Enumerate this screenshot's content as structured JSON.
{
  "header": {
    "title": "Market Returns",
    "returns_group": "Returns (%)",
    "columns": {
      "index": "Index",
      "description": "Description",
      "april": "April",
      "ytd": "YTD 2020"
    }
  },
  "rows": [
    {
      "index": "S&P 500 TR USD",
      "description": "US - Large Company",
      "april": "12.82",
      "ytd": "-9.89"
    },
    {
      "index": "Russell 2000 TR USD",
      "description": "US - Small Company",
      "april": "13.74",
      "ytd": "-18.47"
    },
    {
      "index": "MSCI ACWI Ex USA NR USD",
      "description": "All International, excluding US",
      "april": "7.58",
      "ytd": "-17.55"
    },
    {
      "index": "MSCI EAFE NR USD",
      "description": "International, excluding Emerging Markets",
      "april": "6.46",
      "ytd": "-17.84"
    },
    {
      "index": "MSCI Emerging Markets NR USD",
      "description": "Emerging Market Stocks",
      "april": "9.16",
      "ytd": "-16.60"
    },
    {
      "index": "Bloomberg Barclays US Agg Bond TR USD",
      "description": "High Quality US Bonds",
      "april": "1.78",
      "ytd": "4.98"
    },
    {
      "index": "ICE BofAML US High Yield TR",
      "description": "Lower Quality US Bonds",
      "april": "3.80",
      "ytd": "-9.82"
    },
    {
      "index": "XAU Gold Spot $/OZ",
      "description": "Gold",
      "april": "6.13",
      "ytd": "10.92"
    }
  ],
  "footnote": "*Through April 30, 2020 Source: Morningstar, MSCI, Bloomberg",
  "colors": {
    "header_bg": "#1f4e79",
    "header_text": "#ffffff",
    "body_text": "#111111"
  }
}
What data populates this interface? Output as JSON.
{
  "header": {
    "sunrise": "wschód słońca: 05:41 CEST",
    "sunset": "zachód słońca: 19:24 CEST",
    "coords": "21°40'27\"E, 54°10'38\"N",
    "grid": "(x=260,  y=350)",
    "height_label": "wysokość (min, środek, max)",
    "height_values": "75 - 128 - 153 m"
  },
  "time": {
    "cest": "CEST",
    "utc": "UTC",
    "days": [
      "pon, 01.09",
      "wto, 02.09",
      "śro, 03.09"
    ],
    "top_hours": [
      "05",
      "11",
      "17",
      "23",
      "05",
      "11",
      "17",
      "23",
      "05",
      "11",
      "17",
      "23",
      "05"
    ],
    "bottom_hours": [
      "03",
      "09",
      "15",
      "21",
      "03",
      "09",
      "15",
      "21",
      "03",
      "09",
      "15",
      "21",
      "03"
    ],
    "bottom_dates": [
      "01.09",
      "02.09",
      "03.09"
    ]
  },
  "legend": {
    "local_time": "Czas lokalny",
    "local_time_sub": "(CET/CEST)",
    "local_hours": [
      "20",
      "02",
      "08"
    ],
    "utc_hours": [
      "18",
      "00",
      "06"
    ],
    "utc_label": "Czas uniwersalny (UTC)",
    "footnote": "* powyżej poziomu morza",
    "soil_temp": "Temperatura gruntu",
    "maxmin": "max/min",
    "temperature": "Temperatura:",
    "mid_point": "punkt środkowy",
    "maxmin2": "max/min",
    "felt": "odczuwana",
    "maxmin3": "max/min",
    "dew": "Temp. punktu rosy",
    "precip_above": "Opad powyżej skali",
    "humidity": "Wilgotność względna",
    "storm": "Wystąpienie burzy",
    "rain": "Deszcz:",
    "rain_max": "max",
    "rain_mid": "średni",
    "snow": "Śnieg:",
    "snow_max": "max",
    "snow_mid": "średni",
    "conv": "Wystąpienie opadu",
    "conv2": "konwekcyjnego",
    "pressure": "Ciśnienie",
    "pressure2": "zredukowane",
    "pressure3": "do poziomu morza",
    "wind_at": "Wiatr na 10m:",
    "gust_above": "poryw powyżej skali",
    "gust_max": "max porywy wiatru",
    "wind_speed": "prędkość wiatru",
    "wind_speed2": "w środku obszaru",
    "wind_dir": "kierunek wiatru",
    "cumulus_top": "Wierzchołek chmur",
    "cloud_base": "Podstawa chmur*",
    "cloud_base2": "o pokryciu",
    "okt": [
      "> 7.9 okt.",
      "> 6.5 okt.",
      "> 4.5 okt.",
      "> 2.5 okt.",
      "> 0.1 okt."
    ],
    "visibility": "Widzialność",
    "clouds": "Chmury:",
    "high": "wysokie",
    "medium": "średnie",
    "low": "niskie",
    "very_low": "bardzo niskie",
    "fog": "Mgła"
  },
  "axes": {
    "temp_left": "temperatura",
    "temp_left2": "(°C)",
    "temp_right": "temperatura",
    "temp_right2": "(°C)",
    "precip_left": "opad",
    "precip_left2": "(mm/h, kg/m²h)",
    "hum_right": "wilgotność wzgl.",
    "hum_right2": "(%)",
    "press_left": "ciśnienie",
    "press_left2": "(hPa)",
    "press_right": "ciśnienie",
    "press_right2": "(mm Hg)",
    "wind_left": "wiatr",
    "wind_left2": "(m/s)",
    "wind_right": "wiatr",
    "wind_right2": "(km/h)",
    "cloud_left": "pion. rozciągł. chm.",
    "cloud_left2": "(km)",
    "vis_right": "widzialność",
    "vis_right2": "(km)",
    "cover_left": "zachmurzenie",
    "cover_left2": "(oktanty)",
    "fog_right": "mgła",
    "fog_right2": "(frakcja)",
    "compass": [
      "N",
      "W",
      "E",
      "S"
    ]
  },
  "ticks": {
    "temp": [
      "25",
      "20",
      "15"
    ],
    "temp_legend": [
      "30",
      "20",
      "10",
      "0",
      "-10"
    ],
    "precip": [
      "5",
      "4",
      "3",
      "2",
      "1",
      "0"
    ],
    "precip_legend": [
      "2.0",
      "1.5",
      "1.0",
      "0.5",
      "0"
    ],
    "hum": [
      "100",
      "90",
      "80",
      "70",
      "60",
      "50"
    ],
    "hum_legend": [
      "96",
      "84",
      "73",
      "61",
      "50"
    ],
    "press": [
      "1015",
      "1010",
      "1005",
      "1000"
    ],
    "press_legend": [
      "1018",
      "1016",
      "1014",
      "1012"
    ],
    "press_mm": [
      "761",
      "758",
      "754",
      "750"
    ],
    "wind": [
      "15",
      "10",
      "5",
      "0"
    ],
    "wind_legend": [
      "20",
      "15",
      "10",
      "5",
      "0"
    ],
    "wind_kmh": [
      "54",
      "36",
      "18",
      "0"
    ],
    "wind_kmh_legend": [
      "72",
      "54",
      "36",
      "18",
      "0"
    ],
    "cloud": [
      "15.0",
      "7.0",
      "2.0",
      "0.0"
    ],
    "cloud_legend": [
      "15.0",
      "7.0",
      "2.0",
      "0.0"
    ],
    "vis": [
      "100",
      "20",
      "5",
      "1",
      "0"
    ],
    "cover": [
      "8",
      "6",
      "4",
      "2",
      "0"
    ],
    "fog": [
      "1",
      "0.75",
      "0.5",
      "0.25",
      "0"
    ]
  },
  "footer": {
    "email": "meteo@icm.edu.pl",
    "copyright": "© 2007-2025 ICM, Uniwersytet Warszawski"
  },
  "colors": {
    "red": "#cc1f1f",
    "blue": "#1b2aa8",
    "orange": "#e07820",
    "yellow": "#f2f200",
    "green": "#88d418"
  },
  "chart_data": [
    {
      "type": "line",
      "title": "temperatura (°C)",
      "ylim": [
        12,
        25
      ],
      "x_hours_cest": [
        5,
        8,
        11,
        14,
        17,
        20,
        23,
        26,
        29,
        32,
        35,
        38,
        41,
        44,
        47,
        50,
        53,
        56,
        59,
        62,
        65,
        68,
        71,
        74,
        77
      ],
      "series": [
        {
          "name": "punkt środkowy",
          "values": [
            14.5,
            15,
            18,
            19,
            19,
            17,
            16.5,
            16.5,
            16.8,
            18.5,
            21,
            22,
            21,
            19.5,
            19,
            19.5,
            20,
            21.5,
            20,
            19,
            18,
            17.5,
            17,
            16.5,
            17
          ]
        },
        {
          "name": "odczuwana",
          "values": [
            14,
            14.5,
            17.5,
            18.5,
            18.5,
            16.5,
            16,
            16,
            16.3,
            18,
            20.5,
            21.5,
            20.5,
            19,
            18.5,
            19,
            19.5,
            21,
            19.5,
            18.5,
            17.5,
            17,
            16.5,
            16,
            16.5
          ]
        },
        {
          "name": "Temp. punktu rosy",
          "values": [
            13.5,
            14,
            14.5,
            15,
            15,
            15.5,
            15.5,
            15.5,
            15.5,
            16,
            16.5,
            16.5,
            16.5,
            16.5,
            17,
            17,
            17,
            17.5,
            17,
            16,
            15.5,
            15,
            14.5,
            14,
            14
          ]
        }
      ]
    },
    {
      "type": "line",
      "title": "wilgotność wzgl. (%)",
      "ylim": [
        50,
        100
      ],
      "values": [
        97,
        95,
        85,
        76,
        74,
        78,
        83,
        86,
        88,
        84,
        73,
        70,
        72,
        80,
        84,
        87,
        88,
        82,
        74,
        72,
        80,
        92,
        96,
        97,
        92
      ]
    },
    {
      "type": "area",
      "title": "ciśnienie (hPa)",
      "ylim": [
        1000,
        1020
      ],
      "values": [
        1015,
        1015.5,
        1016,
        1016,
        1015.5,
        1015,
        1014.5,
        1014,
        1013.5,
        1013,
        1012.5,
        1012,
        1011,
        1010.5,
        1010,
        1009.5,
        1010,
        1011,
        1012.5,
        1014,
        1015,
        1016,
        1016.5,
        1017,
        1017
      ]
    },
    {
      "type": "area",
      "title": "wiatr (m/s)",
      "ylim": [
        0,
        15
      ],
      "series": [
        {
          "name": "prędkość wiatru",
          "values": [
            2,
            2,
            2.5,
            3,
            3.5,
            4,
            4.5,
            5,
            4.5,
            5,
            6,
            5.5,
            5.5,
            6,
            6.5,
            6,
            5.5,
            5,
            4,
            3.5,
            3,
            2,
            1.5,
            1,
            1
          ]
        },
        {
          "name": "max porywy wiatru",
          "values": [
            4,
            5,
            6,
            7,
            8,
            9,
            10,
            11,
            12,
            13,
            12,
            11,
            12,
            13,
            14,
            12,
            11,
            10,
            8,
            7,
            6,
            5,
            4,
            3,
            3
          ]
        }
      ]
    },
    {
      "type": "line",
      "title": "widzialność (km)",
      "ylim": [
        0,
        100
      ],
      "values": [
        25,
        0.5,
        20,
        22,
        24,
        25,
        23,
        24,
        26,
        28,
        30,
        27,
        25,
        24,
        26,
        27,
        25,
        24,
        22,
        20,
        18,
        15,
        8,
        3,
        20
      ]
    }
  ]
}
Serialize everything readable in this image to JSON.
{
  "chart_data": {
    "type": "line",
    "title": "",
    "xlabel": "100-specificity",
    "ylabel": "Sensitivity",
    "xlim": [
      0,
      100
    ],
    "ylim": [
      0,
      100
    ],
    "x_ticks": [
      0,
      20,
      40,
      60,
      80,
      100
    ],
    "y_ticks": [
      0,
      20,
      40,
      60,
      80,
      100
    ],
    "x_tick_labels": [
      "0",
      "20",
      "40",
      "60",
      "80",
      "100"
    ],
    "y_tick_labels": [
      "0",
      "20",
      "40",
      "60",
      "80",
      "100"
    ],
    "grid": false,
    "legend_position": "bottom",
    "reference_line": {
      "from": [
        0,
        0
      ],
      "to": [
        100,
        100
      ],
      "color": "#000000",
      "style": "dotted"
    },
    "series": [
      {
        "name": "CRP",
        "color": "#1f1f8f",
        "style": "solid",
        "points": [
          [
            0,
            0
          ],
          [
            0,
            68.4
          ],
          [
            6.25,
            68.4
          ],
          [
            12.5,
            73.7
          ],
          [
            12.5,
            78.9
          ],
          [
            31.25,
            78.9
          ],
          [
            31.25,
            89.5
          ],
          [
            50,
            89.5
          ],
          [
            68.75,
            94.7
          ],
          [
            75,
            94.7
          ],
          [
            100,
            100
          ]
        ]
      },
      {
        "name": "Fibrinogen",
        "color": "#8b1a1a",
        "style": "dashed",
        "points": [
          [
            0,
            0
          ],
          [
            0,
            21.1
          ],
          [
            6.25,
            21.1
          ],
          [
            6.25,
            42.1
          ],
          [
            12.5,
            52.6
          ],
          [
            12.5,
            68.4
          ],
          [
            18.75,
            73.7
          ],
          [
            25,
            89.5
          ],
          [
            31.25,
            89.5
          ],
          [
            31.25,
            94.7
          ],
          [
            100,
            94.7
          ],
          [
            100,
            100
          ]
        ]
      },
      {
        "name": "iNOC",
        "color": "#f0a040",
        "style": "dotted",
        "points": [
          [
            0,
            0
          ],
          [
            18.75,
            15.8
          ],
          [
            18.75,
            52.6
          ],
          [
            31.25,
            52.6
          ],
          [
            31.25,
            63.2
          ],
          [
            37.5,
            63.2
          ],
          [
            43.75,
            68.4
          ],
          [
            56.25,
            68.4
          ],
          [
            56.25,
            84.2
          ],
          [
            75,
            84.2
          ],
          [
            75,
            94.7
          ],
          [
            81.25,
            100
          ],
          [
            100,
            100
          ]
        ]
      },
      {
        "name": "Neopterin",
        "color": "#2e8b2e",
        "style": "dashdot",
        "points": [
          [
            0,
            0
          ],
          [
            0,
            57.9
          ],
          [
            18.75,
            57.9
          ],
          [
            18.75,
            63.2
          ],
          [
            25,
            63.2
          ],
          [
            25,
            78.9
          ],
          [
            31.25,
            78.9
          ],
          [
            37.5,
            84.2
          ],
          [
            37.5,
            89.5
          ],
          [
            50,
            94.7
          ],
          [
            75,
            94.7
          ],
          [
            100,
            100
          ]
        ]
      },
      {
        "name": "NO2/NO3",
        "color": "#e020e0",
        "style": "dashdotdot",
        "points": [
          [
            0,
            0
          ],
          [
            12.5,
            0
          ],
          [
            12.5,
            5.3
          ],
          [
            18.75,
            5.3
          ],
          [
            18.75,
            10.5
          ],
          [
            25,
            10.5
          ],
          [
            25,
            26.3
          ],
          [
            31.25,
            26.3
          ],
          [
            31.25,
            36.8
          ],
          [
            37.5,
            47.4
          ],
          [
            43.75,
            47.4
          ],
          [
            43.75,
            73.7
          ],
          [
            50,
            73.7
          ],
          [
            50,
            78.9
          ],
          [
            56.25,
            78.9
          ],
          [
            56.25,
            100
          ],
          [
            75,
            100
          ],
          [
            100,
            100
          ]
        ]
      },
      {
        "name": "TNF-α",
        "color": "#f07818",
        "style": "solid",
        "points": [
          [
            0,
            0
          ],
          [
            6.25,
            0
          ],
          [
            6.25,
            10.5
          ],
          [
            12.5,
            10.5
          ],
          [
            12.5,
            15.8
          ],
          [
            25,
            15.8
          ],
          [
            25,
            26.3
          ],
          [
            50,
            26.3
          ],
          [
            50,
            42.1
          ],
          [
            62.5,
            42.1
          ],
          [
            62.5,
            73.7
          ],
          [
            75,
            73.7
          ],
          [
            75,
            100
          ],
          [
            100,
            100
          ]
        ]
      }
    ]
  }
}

**Exercise objective**
Extract every line above containing the word "MSCI".

**Worked solution**
      "index": "MSCI ACWI Ex USA NR USD",
      "index": "MSCI EAFE NR USD",
      "index": "MSCI Emerging Markets NR USD",
  "footnote": "*Through April 30, 2020 Source: Morningstar, MSCI, Bloomberg",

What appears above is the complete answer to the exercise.